## TO DO
Retype the forum reply below about getting a global row count in Pig, word for word and line for line.

## DOCUMENT EXTRACT
/---

Prasenjit,
Whether this is executed in the map or reduce phase, it
will only produce 'local' sum. To produce global sum you should be able
to do something like this
A = Load ...
DEFINE CMD `script` ship('/a/b/script');
B = Stream A through CMD as (count: long);
C = GROUP B ALL;
D = FOREACH C GENERATE 'Num Rows', SUM(B.count)
Notice the group ALL after streaming is what will ship the counts
computed by your python script in each mapper to a single reducer where
it will be summed to produce a global sum.
Hope that helps
-...@nkur
prasenjit mukherjee wrote:
Apologies if I was not clear enough.
Can I use the following python script in my DEFINE command to compute
number of rows in my relation ( basically same as the SUM command) :
#!/usr/bin/python
import sys
my_sum=0;
for line in sys.stdin:
my_sum+=1
sys.stdout.write(my_sum)

\---

## Visual layout records
/---

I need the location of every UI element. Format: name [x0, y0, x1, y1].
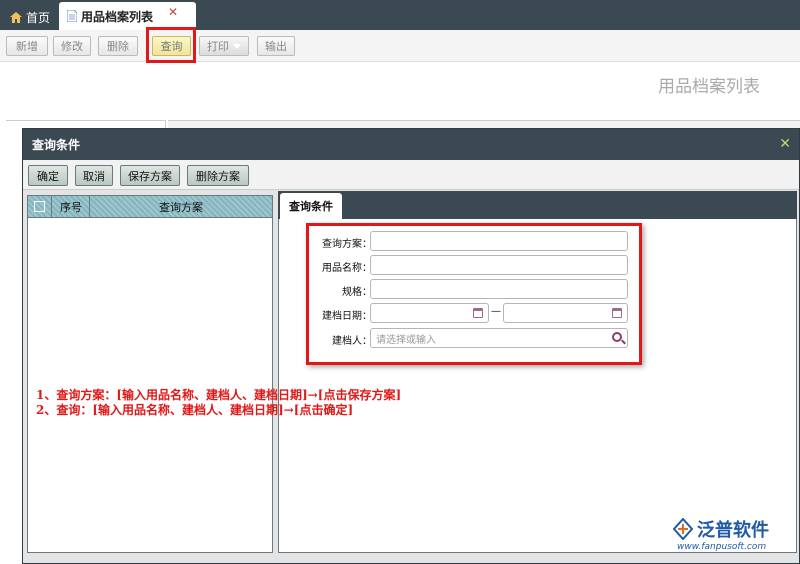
logo-url: www.fanpusoft.com — [677, 542, 767, 552]
dialog-title-bar: 查询条件 ✕ — [23, 129, 799, 160]
document-icon — [67, 10, 77, 22]
tab-home-label: 首页 — [26, 10, 51, 25]
calendar-icon[interactable] — [612, 308, 622, 318]
column-index: 序号 — [51, 196, 89, 218]
scheme-list-header: 序号 查询方案 — [28, 196, 272, 218]
date-end-input[interactable] — [503, 303, 628, 323]
print-button[interactable]: 打印 — [199, 36, 249, 56]
creator-input[interactable]: 请选择或输入 — [370, 328, 628, 348]
print-button-label: 打印 — [207, 40, 229, 53]
date-label: 建档日期： — [322, 311, 372, 322]
brand-logo: 泛普软件 www.fanpusoft.com — [673, 516, 795, 558]
instruction-line: 2、查询：[输入用品名称、建档人、建档日期]→[点击确定] — [36, 403, 354, 417]
criteria-form-highlight: 查询方案： 用品名称： 规格： 建档日期： — 建档人： 请选择或输入 — [306, 223, 642, 365]
tab-bar: 首页 用品档案列表 ✕ — [0, 0, 800, 30]
criteria-tab-strip: 查询条件 — [278, 191, 797, 219]
logo-name: 泛普软件 — [697, 520, 769, 541]
delete-button[interactable]: 删除 — [98, 36, 138, 56]
dialog-close-icon[interactable]: ✕ — [779, 136, 791, 152]
criteria-body: 查询方案： 用品名称： 规格： 建档日期： — 建档人： 请选择或输入 — [278, 219, 797, 553]
scheme-label: 查询方案： — [322, 239, 372, 250]
instruction-line: 1、查询方案：[输入用品名称、建档人、建档日期]→[点击保存方案] — [36, 388, 402, 402]
logo-mark-icon — [673, 518, 693, 540]
tab-query-conditions[interactable]: 查询条件 — [280, 193, 342, 219]
page-title: 用品档案列表 — [658, 77, 760, 97]
delete-scheme-button[interactable]: 删除方案 — [187, 165, 249, 186]
tab-active-label: 用品档案列表 — [81, 9, 154, 24]
calendar-icon[interactable] — [473, 308, 483, 318]
export-button[interactable]: 输出 — [257, 36, 295, 56]
name-input[interactable] — [370, 255, 628, 275]
tab-close-icon[interactable]: ✕ — [168, 5, 178, 19]
dialog-title: 查询条件 — [32, 138, 81, 152]
instruction-notes: 1、查询方案：[输入用品名称、建档人、建档日期]→[点击保存方案] 2、查询：[… — [36, 388, 536, 418]
confirm-button[interactable]: 确定 — [28, 165, 68, 186]
search-icon[interactable] — [612, 332, 622, 342]
query-button-highlight — [146, 27, 196, 63]
tab-item-archive-list[interactable]: 用品档案列表 ✕ — [59, 2, 196, 30]
creator-placeholder: 请选择或输入 — [376, 334, 436, 346]
edit-button[interactable]: 修改 — [53, 36, 91, 56]
select-all-checkbox[interactable] — [34, 201, 45, 212]
chevron-down-icon — [233, 43, 241, 49]
scheme-list-panel: 序号 查询方案 — [27, 195, 273, 553]
scheme-input[interactable] — [370, 231, 628, 251]
creator-label: 建档人： — [332, 336, 372, 347]
date-start-input[interactable] — [370, 303, 489, 323]
cancel-button[interactable]: 取消 — [75, 165, 113, 186]
save-scheme-button[interactable]: 保存方案 — [120, 165, 180, 186]
main-toolbar: 新增 修改 删除 查询 打印 输出 — [0, 30, 800, 62]
date-separator: — — [491, 306, 501, 317]
column-scheme-name: 查询方案 — [89, 196, 272, 218]
home-icon — [10, 11, 22, 23]
add-button[interactable]: 新增 — [6, 36, 48, 56]
tab-home[interactable]: 首页 — [4, 6, 56, 28]
spec-input[interactable] — [370, 279, 628, 299]
criteria-panel: 查询条件 查询方案： 用品名称： 规格： 建档日期： — 建档人： 请选择或输入 — [278, 191, 797, 553]
query-dialog: 查询条件 ✕ 确定 取消 保存方案 删除方案 序号 查询方案 查询条件 查询方案… — [22, 128, 800, 564]
name-label: 用品名称： — [322, 263, 372, 274]
spec-label: 规格： — [342, 287, 372, 298]
dialog-toolbar: 确定 取消 保存方案 删除方案 — [23, 160, 799, 190]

\---

## RESULT OF THE EXERCISE
Prasenjit,
Whether this is executed in the map or reduce phase, it
will only produce 'local' sum. To produce global sum you should be able
to do something like this
A = Load ...
DEFINE CMD `script` ship('/a/b/script');
B = Stream A through CMD as (count: long);
C = GROUP B ALL;
D = FOREACH C GENERATE 'Num Rows', SUM(B.count)
Notice the group ALL after streaming is what will ship the counts
computed by your python script in each mapper to a single reducer where
it will be summed to produce a global sum.
Hope that helps
-...@nkur
prasenjit mukherjee wrote:
Apologies if I was not clear enough.
Can I use the following python script in my DEFINE command to compute
number of rows in my relation ( basically same as the SUM command) :
#!/usr/bin/python
import sys
my_sum=0;
for line in sys.stdin:
my_sum+=1
sys.stdout.write(my_sum)